──────── Selected excerpt
The above photo of Kenny Jerome, taken around 1990 is courtesy of Mary Kay Raymond
From the Saturday, July 9, 2005 issue of The St. Albans Messenger

Investigators keeping lid on probe into man’s death

Messenger Staff Writers

SHELDON –– More than 24 hours after Kenneth Jerome’s dead body was found on an East Sheldon Road farm, police still had little information Friday as to how he was fatally shot – or who did it.

During a 4 p.m. press conference at Diamond Hill Custom Heifers Farm, where Jerome died, Vermont State Police (VSP) Lt. Brian Miller called the incident a “suspicious death,” not a homicide.

“It is possible it’s accidental,” Miller said. “It’s not looking like it’s going in that direction at this time, but it is possible.”

Jerome, 33, was fatally shot at 12:50 p.m. Thursday outside a barn at Diamond Hill Farm. He sustained a single gunshot wound to the chest, the state’s attorney said Friday morning. No weapon was found at the scene, and police have not recovered one.

An autopsy on Jerome’s body was finished by late Friday afternoon, but police were still unsure at that time what type of weapon was involved.

Miller said investigators have a general idea of where the shot originated, though he would not disclose the location. He also was unsure whether Jerome was atop farm equipment when he was shot.

At least four people were working on the farm when Jerome died; police speculated none of them witnessed the shooting.

“Right off the top of my head, I’d say no,” said VSP Capt. Tom Bombardier, who co-conducted the press conference. “But if I did know, I wouldn’t tell you who they were or what they saw.”
────────────────
Given request » Write the next part of the news article above on the investigation into the Sheldon farm death, starting right after its last sentence.
──────── Record list
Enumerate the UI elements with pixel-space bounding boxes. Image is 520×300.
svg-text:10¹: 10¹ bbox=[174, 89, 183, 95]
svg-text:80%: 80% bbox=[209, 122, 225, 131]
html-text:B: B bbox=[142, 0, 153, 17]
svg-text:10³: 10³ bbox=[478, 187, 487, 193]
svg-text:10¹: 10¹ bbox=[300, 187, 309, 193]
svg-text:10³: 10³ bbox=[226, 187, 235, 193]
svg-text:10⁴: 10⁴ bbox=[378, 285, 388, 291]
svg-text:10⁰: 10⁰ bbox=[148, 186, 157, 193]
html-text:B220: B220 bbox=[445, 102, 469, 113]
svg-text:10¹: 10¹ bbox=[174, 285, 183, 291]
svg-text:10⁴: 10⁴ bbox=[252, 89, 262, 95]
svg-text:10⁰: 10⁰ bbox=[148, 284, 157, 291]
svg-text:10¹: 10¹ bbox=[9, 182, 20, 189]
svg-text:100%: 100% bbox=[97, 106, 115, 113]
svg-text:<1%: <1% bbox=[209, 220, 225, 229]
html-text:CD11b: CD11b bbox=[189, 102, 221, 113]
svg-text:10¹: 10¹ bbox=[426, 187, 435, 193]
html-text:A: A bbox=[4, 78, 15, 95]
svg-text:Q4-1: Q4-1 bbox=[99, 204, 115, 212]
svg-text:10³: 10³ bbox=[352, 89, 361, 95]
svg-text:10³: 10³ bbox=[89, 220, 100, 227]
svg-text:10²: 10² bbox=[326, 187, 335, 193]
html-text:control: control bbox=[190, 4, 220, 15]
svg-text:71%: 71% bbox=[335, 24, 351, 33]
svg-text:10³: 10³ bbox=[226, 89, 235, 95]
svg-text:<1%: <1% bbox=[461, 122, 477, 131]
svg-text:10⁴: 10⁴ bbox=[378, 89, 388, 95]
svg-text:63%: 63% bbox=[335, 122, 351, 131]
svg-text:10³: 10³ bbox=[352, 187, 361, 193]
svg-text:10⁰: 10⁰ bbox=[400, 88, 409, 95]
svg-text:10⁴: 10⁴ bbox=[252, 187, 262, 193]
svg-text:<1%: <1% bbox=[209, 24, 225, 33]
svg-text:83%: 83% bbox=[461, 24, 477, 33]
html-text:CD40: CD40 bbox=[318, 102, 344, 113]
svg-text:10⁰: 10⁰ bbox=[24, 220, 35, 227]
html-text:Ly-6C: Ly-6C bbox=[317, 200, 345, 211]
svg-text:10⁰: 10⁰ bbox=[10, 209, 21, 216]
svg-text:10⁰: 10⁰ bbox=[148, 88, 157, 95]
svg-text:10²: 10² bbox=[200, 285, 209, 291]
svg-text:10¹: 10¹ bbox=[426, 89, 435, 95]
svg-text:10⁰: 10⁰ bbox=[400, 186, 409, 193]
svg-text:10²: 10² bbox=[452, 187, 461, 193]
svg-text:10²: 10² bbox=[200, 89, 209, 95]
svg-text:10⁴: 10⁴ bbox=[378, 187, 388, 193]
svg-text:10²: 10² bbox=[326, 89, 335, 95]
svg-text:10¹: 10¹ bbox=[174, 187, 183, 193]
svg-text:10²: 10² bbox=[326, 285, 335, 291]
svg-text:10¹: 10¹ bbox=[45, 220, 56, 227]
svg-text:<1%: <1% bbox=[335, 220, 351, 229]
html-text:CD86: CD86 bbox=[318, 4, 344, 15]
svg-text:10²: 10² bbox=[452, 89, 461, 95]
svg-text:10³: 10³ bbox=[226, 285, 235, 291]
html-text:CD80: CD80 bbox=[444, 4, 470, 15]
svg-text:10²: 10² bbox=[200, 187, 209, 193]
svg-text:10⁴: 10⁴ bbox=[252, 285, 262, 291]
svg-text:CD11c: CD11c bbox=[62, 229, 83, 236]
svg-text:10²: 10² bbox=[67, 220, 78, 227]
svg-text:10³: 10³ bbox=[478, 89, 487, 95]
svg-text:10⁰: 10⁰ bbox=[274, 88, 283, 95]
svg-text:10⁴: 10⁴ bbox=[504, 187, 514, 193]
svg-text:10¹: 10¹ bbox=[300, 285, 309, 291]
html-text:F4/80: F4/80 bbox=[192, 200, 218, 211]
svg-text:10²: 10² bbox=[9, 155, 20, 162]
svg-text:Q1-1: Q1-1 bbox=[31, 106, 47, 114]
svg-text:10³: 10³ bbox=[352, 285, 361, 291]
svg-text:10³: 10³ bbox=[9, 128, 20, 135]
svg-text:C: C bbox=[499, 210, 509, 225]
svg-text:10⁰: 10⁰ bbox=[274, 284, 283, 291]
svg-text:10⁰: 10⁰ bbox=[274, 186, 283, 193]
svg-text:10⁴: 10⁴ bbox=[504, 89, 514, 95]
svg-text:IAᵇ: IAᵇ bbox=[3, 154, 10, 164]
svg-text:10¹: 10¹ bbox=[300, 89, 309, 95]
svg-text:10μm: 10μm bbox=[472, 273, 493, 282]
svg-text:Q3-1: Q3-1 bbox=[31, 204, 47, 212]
────────────────
Result »
Bombardier could not confirm that Jerome was a target, but he did rule out that the shooting was random.

“If that were the case, there would have been multiple shots fired, and multiple victims,” the captain said. “There was only one shot with one victim.”

Police interviewed potential witnesses and area residents throughout Friday and “processed the area for physical evidence,” Miller said.

At about 3:15 p.m. Friday, a handful of uniformed and plain-clothed VSP officers gathered at 5496 East Sheldon Road – the home of Stephen Harrness, a Sheldon dairy farmer. While there, they took pictures of the front and rear of the house and entered through the side entrance.

At one point, a uniformed officer climbed up a small hill behind Harrness’ home and drew his gun after a cow rustled in some nearby trees.

When asked why police were at 5496 East Sheldon Road, Bombardier and Miller said they were canvassing the neighborhood. They never mentioned that the home belongs to Stephen Harrness.

“The area consists of a lot of farms and people who work on them,” Miller said.

As reported in Friday’s Messenger, Jerome, also of East Sheldon Road, was linked romantically with Jennifer Miller, 27, the ex-wife of Dennis Harrness, 35, who was convicted in January of counseling Miller to burn their Sheldon mobile home in 2001. Dennis Harrness is Stephen Harrness’ son.

The allegations against Dennis Harrness surfaced during an investigation into a June 12, 2003 barn fire at the Diamond Hill Custom Heifers Farm, owned by Terry Magnan.

After Dennis Harrness’s arrest, Miller testified that members of the Harrness family conspired to commit multiple arsons dating back to 1996 in order to collect insurance money on various properties.

Miller was the primary witness and received immunity from prosecution in exchange for her testimony. In April, Dennis Harrness was found guilty and received a two-to-five-year suspended sentence.

In a now closed case, Miller and Jerome gave signed statements last year saying they had been threatened by Harrness’ brother Thomas, also of East Sheldon Road, following Dennis’ 2003 arson arrest.

Thomas repeatedly drove by Miller’s home, screaming, swearing profusely and sticking up his middle finger at her, Miller said.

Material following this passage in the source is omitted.